[RECORD EXTRACTS]:
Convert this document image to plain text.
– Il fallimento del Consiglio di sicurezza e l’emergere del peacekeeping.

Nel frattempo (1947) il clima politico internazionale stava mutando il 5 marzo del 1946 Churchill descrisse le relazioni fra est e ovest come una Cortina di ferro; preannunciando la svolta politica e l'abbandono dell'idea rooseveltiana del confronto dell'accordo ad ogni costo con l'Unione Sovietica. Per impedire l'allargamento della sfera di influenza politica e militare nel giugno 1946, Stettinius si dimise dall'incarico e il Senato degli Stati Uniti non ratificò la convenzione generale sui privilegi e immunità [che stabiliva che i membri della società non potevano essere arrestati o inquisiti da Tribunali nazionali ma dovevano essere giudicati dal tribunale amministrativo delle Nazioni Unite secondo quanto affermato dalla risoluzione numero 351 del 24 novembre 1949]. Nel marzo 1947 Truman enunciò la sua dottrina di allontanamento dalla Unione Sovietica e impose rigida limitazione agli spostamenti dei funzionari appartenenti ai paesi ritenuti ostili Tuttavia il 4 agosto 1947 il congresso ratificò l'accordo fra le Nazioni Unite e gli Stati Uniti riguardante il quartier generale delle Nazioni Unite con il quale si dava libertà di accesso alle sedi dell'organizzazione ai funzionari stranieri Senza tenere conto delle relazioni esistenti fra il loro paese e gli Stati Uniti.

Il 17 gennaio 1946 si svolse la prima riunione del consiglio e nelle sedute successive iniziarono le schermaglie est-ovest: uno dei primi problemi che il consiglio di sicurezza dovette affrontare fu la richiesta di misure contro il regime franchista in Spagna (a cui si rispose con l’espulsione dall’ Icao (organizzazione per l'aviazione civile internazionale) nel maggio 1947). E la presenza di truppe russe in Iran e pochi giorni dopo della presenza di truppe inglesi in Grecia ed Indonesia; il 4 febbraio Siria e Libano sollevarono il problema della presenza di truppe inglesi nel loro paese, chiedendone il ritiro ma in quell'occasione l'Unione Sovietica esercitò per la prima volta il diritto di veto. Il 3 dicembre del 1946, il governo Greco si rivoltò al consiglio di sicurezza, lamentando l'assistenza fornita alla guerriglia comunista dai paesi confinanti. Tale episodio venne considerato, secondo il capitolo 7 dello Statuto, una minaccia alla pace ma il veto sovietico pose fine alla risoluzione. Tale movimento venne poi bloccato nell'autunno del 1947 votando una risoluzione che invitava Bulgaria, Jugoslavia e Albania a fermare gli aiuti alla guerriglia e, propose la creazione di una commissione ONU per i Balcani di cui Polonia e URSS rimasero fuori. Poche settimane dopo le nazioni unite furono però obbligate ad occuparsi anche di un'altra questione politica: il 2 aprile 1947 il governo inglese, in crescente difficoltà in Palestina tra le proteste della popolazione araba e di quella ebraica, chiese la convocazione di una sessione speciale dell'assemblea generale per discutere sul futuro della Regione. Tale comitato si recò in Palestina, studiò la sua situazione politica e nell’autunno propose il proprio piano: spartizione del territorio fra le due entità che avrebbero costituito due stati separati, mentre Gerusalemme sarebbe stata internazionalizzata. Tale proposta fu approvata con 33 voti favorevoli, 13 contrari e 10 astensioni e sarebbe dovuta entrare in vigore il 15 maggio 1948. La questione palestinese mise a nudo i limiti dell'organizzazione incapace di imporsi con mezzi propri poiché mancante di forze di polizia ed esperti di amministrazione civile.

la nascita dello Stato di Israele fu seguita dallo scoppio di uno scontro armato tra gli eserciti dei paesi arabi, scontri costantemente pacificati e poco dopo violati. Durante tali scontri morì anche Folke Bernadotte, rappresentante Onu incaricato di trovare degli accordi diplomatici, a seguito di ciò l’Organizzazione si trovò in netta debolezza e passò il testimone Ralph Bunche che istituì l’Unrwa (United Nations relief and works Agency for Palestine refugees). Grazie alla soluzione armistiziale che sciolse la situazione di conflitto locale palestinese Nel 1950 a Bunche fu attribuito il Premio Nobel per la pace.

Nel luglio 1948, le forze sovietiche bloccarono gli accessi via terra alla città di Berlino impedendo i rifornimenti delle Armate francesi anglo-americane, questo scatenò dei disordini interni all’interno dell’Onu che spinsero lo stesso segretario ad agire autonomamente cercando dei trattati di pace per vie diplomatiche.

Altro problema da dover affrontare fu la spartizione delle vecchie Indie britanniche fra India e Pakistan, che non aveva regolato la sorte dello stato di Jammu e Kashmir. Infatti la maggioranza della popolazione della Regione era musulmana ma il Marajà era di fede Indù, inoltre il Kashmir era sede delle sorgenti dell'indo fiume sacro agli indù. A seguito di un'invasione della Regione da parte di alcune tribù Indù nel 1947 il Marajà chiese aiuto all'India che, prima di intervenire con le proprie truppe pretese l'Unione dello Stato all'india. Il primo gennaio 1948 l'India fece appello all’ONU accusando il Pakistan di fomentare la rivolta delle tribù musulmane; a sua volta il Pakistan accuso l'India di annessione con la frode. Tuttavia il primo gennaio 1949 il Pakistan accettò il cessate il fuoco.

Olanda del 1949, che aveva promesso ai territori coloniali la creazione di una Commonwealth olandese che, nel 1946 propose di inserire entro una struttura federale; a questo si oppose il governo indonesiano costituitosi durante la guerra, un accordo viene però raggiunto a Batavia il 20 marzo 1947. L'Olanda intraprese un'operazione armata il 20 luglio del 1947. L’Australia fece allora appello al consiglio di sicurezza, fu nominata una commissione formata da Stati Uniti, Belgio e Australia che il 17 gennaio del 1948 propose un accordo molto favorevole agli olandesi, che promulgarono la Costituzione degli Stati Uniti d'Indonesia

[WRITTEN PROBLEM]:
Select every line of the material above holding the word "fece" and copy it.

[SOLUTION]:
Altro problema da dover affrontare fu la spartizione delle vecchie Indie britanniche fra India e Pakistan, che non aveva regolato la sorte dello stato di Jammu e Kashmir. Infatti la maggioranza della popolazione della Regione era musulmana ma il Marajà era di fede Indù, inoltre il Kashmir era sede delle sorgenti dell'indo fiume sacro agli indù. A seguito di un'invasione della Regione da parte di alcune tribù Indù nel 1947 il Marajà chiese aiuto all'India che, prima di intervenire con le proprie truppe pretese l'Unione dello Stato all'india. Il primo gennaio 1948 l'India fece appello all’ONU accusando il Pakistan di fomentare la rivolta delle tribù musulmane; a sua volta il Pakistan accuso l'India di annessione con la frode. Tuttavia il primo gennaio 1949 il Pakistan accettò il cessate il fuoco.
Olanda del 1949, che aveva promesso ai territori coloniali la creazione di una Commonwealth olandese che, nel 1946 propose di inserire entro una struttura federale; a questo si oppose il governo indonesiano costituitosi durante la guerra, un accordo viene però raggiunto a Batavia il 20 marzo 1947. L'Olanda intraprese un'operazione armata il 20 luglio del 1947. L’Australia fece allora appello al consiglio di sicurezza, fu nominata una commissione formata da Stati Uniti, Belgio e Australia che il 17 gennaio del 1948 propose un accordo molto favorevole agli olandesi, che promulgarono la Costituzione degli Stati Uniti d'Indonesia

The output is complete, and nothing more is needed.